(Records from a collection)
....
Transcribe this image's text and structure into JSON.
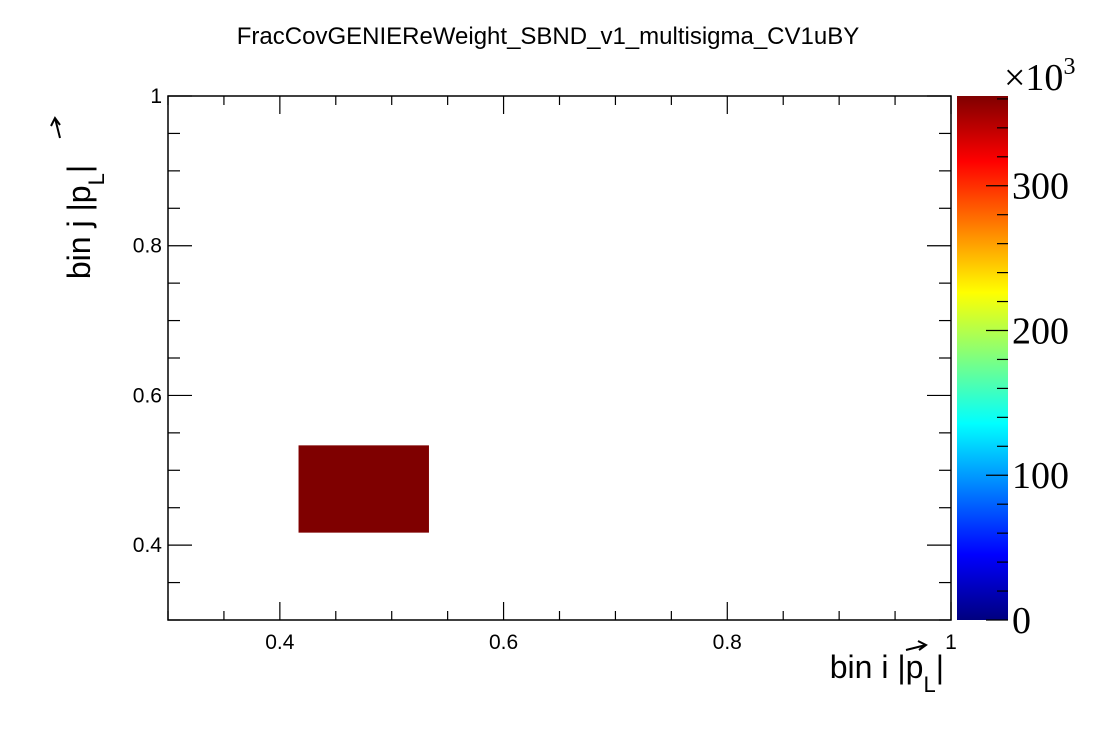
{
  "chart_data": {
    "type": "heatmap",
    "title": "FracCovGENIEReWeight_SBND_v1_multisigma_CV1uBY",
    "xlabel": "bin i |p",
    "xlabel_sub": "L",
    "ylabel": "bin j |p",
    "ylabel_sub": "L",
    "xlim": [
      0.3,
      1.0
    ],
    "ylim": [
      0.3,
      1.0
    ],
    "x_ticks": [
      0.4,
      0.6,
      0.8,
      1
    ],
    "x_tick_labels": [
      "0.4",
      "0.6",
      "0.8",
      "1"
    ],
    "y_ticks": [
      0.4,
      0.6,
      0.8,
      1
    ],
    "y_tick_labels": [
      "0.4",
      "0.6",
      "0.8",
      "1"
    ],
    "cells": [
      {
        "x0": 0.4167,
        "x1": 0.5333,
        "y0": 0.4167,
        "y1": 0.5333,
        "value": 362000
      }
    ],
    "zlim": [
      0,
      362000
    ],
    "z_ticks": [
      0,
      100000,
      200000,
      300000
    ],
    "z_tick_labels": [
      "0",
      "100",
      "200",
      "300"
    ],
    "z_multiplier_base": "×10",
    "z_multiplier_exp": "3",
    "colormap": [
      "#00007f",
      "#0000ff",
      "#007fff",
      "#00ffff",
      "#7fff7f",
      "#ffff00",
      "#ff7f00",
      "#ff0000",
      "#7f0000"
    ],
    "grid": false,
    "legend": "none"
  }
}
....
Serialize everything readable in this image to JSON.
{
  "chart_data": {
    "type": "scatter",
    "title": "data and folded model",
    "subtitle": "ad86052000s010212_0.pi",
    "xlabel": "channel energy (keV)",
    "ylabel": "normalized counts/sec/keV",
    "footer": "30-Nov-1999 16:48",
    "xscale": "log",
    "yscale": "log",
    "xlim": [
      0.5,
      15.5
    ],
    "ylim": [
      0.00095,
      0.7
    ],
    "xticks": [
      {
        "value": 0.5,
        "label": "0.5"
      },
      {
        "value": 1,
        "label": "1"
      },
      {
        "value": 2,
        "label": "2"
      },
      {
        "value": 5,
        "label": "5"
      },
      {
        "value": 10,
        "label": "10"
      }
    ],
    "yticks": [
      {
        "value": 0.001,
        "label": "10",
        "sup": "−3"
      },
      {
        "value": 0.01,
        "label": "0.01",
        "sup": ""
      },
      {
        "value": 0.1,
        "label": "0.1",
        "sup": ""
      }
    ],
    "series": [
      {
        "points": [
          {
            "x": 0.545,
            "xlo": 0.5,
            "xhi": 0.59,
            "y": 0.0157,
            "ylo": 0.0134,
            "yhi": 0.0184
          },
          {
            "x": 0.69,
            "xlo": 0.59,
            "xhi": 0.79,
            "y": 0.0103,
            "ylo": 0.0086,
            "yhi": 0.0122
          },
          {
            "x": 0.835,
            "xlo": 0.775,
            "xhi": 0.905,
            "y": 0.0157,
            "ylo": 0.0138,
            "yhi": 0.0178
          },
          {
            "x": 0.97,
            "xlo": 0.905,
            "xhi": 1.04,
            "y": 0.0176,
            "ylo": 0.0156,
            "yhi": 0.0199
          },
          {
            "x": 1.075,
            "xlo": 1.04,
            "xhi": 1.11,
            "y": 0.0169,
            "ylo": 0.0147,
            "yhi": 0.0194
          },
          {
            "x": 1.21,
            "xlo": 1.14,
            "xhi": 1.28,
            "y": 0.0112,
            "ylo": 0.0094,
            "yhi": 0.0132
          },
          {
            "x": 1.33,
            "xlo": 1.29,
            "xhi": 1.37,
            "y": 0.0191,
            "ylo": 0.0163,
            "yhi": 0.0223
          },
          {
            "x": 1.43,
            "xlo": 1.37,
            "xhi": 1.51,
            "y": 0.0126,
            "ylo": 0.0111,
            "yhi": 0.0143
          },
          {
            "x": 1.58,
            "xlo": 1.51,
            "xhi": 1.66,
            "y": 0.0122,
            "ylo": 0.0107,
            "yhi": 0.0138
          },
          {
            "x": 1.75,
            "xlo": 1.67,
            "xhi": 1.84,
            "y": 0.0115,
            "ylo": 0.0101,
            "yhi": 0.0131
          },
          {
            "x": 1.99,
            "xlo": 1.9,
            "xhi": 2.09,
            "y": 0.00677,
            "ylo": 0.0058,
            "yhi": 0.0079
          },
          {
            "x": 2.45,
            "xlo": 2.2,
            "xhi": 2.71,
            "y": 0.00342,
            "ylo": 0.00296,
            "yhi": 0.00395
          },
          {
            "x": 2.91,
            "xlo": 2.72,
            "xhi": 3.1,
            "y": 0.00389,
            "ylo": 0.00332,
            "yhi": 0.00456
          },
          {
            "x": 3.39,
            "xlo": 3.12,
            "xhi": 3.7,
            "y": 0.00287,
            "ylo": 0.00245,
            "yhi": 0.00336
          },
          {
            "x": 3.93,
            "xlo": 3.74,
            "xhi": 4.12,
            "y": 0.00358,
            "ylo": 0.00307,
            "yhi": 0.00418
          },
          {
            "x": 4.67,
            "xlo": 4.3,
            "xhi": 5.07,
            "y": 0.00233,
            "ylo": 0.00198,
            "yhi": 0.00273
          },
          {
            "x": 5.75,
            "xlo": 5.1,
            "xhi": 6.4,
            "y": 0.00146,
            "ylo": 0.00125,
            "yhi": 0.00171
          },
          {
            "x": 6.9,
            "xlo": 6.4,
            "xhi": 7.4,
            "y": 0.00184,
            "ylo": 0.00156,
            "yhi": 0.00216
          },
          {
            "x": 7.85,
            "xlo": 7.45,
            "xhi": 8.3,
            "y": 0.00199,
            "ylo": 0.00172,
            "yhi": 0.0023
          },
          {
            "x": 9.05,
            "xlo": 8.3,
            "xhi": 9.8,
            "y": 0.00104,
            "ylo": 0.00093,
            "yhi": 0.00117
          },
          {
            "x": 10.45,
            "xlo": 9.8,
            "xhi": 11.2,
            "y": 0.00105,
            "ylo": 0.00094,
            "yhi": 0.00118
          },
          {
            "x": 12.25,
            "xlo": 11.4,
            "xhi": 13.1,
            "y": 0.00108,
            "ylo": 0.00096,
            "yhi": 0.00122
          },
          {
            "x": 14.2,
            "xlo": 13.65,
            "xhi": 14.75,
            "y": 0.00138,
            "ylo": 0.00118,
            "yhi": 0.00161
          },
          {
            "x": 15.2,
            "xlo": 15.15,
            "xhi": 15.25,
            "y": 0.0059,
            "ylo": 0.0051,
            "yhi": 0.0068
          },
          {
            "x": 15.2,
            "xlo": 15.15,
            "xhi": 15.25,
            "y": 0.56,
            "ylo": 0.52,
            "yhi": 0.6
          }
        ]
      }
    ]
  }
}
....
Where a line in the entries holds "image", copy that line.

Transcribe this image's text and structure into JSON.
Serialize everything readable in this image to JSON.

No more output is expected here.